START
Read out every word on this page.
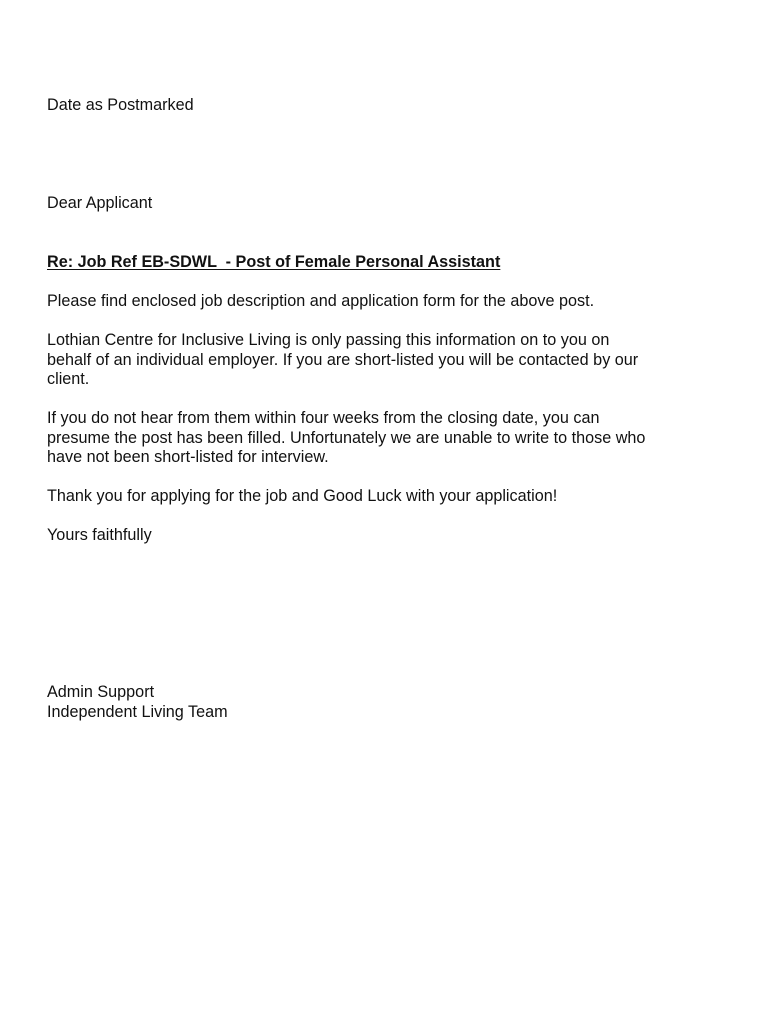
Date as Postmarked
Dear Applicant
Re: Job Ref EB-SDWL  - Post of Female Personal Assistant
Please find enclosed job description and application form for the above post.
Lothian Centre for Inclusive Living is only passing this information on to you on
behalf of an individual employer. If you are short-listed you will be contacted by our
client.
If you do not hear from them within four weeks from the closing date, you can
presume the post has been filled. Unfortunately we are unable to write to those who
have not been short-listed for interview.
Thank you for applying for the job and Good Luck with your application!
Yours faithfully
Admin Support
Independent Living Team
END
### What is expected
Reproduce all of the data exactly, omitting each picture it holds.

### Solution for this task
Read out every word on this page.
Date as Postmarked
Dear Applicant
Re: Job Ref EB-SDWL  - Post of Female Personal Assistant
Please find enclosed job description and application form for the above post.
Lothian Centre for Inclusive Living is only passing this information on to you on
behalf of an individual employer. If you are short-listed you will be contacted by our
client.
If you do not hear from them within four weeks from the closing date, you can
presume the post has been filled. Unfortunately we are unable to write to those who
have not been short-listed for interview.
Thank you for applying for the job and Good Luck with your application!
Yours faithfully
Admin Support
Independent Living Team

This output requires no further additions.